◆ DIRECTIONS FOR THIS TASK:
For the material that follows, list every line containing the word "Strongly".

◆ EXERCISE INPUT:

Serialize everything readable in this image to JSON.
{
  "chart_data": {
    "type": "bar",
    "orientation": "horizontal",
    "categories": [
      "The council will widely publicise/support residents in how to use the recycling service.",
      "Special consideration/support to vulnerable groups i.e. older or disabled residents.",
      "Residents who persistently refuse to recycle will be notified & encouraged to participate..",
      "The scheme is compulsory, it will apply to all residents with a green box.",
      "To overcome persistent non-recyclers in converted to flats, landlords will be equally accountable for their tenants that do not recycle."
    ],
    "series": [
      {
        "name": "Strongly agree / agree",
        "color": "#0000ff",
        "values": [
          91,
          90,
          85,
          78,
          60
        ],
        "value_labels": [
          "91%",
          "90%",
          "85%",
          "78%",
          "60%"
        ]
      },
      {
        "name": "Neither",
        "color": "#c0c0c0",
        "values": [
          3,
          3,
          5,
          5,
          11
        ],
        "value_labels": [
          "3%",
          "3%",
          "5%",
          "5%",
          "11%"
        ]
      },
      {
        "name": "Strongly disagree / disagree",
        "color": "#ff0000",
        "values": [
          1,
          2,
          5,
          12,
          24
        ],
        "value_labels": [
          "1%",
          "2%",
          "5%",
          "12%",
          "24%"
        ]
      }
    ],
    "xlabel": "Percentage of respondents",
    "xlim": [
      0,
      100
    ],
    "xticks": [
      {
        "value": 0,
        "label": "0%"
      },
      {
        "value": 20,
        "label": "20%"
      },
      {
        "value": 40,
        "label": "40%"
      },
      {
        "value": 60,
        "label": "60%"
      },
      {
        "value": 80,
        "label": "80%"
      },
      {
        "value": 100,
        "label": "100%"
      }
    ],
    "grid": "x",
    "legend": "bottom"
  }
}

◆ WRITTEN RESPONSE:
        "name": "Strongly agree / agree",
        "name": "Strongly disagree / disagree",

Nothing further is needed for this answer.